● **Selected passage**
•••••

Earlier US President Joe Biden has said it is "unlikely" a missile that killed two people in Poland was fired from Russia.

Initial findings suggest the missile that hit Poland was fired by Ukrainian forces at an incoming Russian missile, according to US officials.

Three US officials said preliminary assessments suggested the missile was fired by Ukrainian forces at an incoming Russian one - amid the crushing salvo against Ukraine's electrical infrastructure on Tuesday.

Mr Biden's comments after he convened an "emergency" meeting of the G7 and Nato leaders in Indonesia early on Wednesday morning for consultations on the attack that killed two people in the eastern part of Poland near the Ukraine border.

Security forces take measures in Przewodow village on Ukrainian border
Security forces take measures in Przewodow village on Ukrainian border. Picture: Getty
G7 leaders gather to hold an "emergency" meeting to discuss a missile strike on Polish territory
G7 leaders gather to hold an "emergency" meeting to discuss a missile strike on Polish territory. Picture: Getty

"There is preliminary information that contests that," Mr Biden told reporters when asked if the missile had been fired from Russia.

"It is unlikely in the lines of the trajectory that it was fired from Russia, but we'll see."

The president, who was awakened overnight by staff with the news of the missile explosion while in Indonesia for the Group of 20 summit, earlier called Polish President Andrzej Duda to express his "deep condolences" for the loss of life.

Read more: Russian missiles hit Kyiv hours after Zelensky unveils peace plan at G20

Read more: 'Get out of Ukraine now and end this barbaric war:' Rishi Sunak confronts Russian foreign minister Lavrov at G20

Mr Biden promised on Twitter "full U.S support for and assistance with Poland's investigation", and "reaffirmed the United States' ironclad commitment to NATO".

He said that he briefed the allies on his conversations with Mr Duda and Nato secretary general Jens Stoltenberg and that there was "total unanimity among the folks at the table" to support Poland's investigation into the attack.

"I'm going to make sure we figure out exactly what happened," Mr Biden said. "Then we're going to figure out our next step."

Meeting at a large round table in a ballroom in his hotel, Mr Biden hosted the leaders of the G7, which includes Canada, France, Germany, Italy, Japan, the UK and the European Union, along with the president of the European Council and the prime ministers of Nato allies Spain and the Netherlands.

A statement from the Polish Foreign Ministry identified the missile as being made in Russia. But Poland's president was more cautious about its origin, saying that officials did not know for sure who fired it or where it was made.

He said it was "most probably" Russian-made, but that is being still verified. If confirmed, it would be the first time since the invasion of Ukraine that a Russian weapon came down on a Nato country.

The foundation of the Nato alliance is the principle that an attack against one member is an attack on them all.

The strikes by Russia were the largest attack on Ukraine's energy infrastructure since the start of its full-scale war.

•••••

● **Material supplied**
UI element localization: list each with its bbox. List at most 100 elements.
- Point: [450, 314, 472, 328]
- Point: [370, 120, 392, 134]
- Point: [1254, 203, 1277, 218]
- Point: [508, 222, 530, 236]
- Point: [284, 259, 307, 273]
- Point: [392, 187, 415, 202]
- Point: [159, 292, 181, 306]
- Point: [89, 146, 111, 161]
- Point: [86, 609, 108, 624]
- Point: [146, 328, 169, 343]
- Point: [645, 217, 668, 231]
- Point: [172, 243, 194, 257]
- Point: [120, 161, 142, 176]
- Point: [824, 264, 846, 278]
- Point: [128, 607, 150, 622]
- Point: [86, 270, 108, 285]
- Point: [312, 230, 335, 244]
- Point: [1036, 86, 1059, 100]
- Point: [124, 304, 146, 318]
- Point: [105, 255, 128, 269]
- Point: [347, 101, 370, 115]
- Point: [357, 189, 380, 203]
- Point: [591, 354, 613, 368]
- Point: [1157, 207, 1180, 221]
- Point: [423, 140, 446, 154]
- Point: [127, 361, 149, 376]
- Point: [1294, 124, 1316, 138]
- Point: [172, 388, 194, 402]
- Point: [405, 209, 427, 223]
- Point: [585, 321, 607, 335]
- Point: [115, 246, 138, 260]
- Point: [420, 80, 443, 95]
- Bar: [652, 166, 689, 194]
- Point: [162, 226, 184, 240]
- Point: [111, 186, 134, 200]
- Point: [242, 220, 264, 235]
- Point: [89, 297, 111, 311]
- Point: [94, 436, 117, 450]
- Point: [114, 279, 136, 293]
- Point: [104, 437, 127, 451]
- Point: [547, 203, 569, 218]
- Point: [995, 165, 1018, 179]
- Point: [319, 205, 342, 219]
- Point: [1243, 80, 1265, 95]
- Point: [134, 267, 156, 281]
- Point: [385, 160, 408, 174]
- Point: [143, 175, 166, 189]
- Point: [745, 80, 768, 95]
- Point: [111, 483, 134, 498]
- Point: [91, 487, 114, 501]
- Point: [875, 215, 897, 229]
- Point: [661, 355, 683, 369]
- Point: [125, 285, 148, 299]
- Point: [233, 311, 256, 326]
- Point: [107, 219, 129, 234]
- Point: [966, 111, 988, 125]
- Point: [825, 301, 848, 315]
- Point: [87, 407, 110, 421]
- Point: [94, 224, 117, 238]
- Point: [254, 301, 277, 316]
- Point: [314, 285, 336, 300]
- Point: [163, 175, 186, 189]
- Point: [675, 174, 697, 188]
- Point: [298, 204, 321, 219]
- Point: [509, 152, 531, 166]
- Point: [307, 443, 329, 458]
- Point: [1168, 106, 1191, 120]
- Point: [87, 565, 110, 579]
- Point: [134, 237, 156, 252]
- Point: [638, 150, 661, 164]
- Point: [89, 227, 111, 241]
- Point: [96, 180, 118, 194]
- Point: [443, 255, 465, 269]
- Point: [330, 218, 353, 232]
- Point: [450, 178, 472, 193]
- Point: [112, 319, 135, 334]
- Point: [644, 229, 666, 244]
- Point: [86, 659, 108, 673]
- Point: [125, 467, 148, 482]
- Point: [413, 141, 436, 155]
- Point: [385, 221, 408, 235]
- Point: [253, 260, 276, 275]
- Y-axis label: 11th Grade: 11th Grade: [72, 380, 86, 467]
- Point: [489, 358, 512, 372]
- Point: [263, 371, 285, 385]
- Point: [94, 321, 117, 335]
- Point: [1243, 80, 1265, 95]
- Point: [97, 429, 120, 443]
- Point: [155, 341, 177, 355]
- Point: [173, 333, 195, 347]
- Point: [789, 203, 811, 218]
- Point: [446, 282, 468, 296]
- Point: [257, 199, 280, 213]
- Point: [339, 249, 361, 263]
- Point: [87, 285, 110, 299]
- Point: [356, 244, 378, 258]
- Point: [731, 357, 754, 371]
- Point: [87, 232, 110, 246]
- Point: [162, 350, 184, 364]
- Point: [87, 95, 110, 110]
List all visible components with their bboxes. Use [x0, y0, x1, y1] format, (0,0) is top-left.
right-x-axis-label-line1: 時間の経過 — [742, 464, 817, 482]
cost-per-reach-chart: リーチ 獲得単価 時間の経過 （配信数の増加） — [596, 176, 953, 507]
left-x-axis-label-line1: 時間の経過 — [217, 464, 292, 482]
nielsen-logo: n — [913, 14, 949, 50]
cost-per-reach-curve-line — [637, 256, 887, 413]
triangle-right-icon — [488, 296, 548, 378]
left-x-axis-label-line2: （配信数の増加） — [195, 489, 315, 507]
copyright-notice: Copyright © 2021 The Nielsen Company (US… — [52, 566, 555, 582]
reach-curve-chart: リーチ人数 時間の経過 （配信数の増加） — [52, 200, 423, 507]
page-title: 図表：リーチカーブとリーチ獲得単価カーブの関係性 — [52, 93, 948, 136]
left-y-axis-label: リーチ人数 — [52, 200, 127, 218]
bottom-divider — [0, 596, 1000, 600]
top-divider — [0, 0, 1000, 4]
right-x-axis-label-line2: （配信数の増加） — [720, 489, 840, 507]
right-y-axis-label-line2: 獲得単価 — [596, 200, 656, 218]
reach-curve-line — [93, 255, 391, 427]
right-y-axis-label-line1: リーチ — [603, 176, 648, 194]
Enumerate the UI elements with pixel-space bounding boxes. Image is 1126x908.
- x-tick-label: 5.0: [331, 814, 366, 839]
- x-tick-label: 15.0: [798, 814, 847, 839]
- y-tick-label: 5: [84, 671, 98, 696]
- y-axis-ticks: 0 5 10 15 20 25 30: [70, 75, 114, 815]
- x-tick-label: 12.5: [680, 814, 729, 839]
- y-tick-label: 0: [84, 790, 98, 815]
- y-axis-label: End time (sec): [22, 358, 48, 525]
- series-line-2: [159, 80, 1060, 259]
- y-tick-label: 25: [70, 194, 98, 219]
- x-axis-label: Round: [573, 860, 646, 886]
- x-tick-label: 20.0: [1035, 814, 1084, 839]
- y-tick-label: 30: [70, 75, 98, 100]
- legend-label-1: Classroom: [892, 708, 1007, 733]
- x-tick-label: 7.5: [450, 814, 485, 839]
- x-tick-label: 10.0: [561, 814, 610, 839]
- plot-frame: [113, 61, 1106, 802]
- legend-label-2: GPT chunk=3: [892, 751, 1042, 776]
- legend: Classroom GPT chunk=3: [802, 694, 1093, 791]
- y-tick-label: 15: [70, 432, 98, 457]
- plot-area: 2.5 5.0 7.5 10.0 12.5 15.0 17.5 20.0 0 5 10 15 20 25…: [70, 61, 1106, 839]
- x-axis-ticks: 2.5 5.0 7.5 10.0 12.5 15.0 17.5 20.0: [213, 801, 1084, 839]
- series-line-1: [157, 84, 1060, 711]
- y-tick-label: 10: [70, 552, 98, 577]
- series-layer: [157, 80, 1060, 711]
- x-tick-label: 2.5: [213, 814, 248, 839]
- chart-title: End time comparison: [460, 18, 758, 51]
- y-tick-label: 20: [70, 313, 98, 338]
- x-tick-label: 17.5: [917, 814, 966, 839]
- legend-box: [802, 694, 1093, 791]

•••••

● **Exercise prompt**
In the article on the missile strike in Poland, what did Mr Biden call Polish President Andrzej Duda to express? The entries are separate material, unconnected to the article on the missile strike in Poland.

● **Expected output**
His "deep condolences" for the loss of life.